◆ Stored items:
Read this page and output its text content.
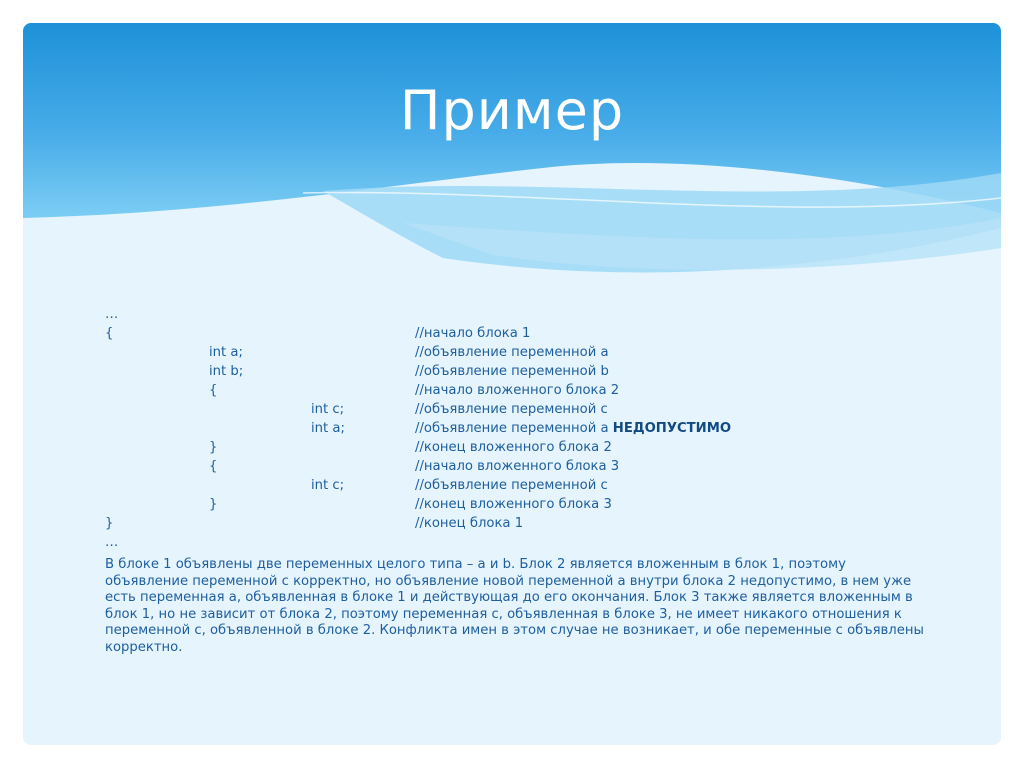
Пример
…
{	//начало блока 1
int a;	//объявление переменной a
int b;	//объявление переменной b
{	//начало вложенного блока 2
int c;	//объявление переменной с
int a;	//объявление переменной a НЕДОПУСТИМО
}	//конец вложенного блока 2
{	//начало вложенного блока 3
int c;	//объявление переменной с
}	//конец вложенного блока 3
}	//конец блока 1
…

В блоке 1 объявлены две переменных целого типа – a и b. Блок 2 является вложенным в блок 1, поэтому объявление переменной с корректно, но объявление новой переменной a внутри блока 2 недопустимо, в нем уже есть переменная a, объявленная в блоке 1 и действующая до его окончания. Блок 3 также является вложенным в блок 1, но не зависит от блока 2, поэтому переменная с, объявленная в блоке 3, не имеет никакого отношения к переменной с, объявленной в блоке 2. Конфликта имен в этом случае не возникает, и обе переменные с объявлены корректно.
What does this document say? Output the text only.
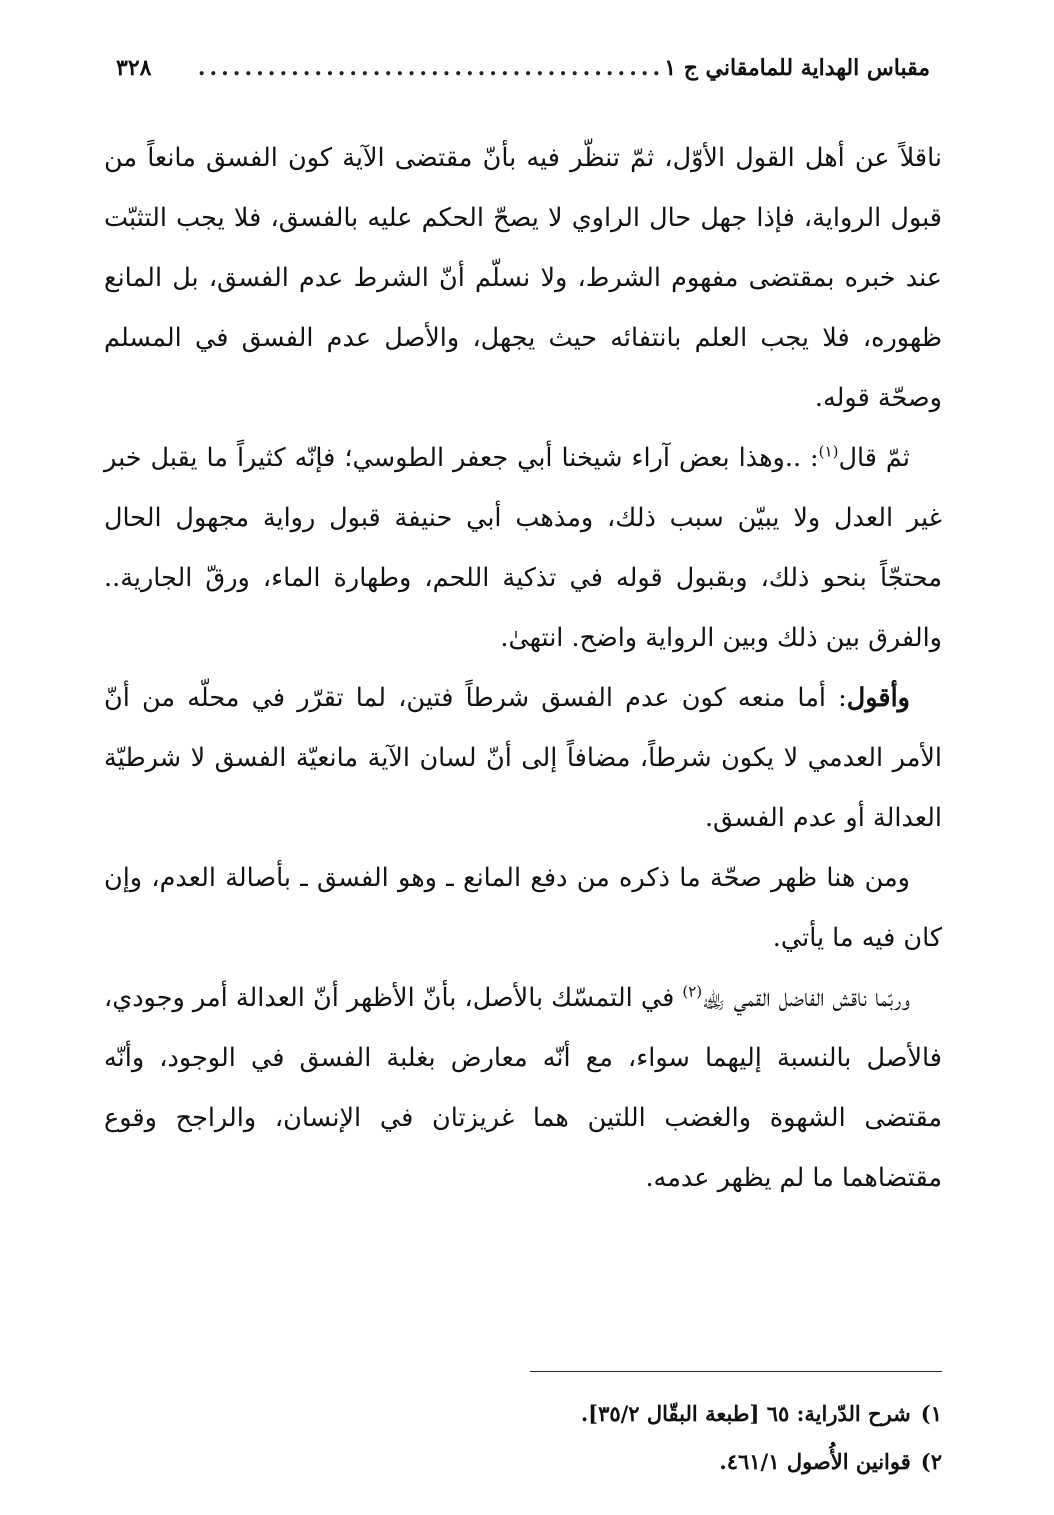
مقباس الهداية للمامقاني ج ١
........................................
٣٢٨

ناقلاً عن أهل القول الأوّل، ثمّ تنظّر فيه بأنّ مقتضى الآية كون الفسق مانعاً من قبول الرواية، فإذا جهل حال الراوي لا يصحّ الحكم عليه بالفسق، فلا يجب التثبّت عند خبره بمقتضى مفهوم الشرط، ولا نسلّم أنّ الشرط عدم الفسق، بل المانع ظهوره، فلا يجب العلم بانتفائه حيث يجهل، والأصل عدم الفسق في المسلم وصحّة قوله.

ثمّ قال$^{(١)}$: ..وهذا بعض آراء شيخنا أبي جعفر الطوسي؛ فإنّه كثيراً ما يقبل خبر غير العدل ولا يبيّن سبب ذلك، ومذهب أبي حنيفة قبول رواية مجهول الحال محتجّاً بنحو ذلك، وبقبول قوله في تذكية اللحم، وطهارة الماء، ورقّ الجارية.. والفرق بين ذلك وبين الرواية واضح. انتهىٰ.

وأقول: أما منعه كون عدم الفسق شرطاً فتين، لما تقرّر في محلّه من أنّ الأمر العدمي لا يكون شرطاً، مضافاً إلى أنّ لسان الآية مانعيّة الفسق لا شرطيّة العدالة أو عدم الفسق.

ومن هنا ظهر صحّة ما ذكره من دفع المانع ـ وهو الفسق ـ بأصالة العدم، وإن كان فيه ما يأتي.

وربّما ناقش الفاضل القمي ﵀$^{(٢)}$ في التمسّك بالأصل، بأنّ الأظهر أنّ العدالة أمر وجودي، فالأصل بالنسبة إليهما سواء، مع أنّه معارض بغلبة الفسق في الوجود، وأنّه مقتضى الشهوة والغضب اللتين هما غريزتان في الإنسان، والراجح وقوع مقتضاهما ما لم يظهر عدمه.

١)شرح الدّراية: ٦٥ [طبعة البقّال ٣٥/٢].

٢)قوانين الأُصول ٤٦١/١.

◆ WHAT TO DO: Pictures are excluded; copy every other part of the records exactly.

◆ EXPECTED ANSWER:
Read this page and output its text content.
Пример
…
{	//начало блока 1
int a;	//объявление переменной a
int b;	//объявление переменной b
{	//начало вложенного блока 2
int c;	//объявление переменной с
int a;	//объявление переменной a НЕДОПУСТИМО
}	//конец вложенного блока 2
{	//начало вложенного блока 3
int c;	//объявление переменной с
}	//конец вложенного блока 3
}	//конец блока 1
…

В блоке 1 объявлены две переменных целого типа – a и b. Блок 2 является вложенным в блок 1, поэтому объявление переменной с корректно, но объявление новой переменной a внутри блока 2 недопустимо, в нем уже есть переменная a, объявленная в блоке 1 и действующая до его окончания. Блок 3 также является вложенным в блок 1, но не зависит от блока 2, поэтому переменная с, объявленная в блоке 3, не имеет никакого отношения к переменной с, объявленной в блоке 2. Конфликта имен в этом случае не возникает, и обе переменные с объявлены корректно.
What does this document say? Output the text only.
مقباس الهداية للمامقاني ج ١
........................................
٣٢٨

ناقلاً عن أهل القول الأوّل، ثمّ تنظّر فيه بأنّ مقتضى الآية كون الفسق مانعاً من قبول الرواية، فإذا جهل حال الراوي لا يصحّ الحكم عليه بالفسق، فلا يجب التثبّت عند خبره بمقتضى مفهوم الشرط، ولا نسلّم أنّ الشرط عدم الفسق، بل المانع ظهوره، فلا يجب العلم بانتفائه حيث يجهل، والأصل عدم الفسق في المسلم وصحّة قوله.

ثمّ قال$^{(١)}$: ..وهذا بعض آراء شيخنا أبي جعفر الطوسي؛ فإنّه كثيراً ما يقبل خبر غير العدل ولا يبيّن سبب ذلك، ومذهب أبي حنيفة قبول رواية مجهول الحال محتجّاً بنحو ذلك، وبقبول قوله في تذكية اللحم، وطهارة الماء، ورقّ الجارية.. والفرق بين ذلك وبين الرواية واضح. انتهىٰ.

وأقول: أما منعه كون عدم الفسق شرطاً فتين، لما تقرّر في محلّه من أنّ الأمر العدمي لا يكون شرطاً، مضافاً إلى أنّ لسان الآية مانعيّة الفسق لا شرطيّة العدالة أو عدم الفسق.

ومن هنا ظهر صحّة ما ذكره من دفع المانع ـ وهو الفسق ـ بأصالة العدم، وإن كان فيه ما يأتي.

وربّما ناقش الفاضل القمي ﵀$^{(٢)}$ في التمسّك بالأصل، بأنّ الأظهر أنّ العدالة أمر وجودي، فالأصل بالنسبة إليهما سواء، مع أنّه معارض بغلبة الفسق في الوجود، وأنّه مقتضى الشهوة والغضب اللتين هما غريزتان في الإنسان، والراجح وقوع مقتضاهما ما لم يظهر عدمه.

١)شرح الدّراية: ٦٥ [طبعة البقّال ٣٥/٢].

٢)قوانين الأُصول ٤٦١/١.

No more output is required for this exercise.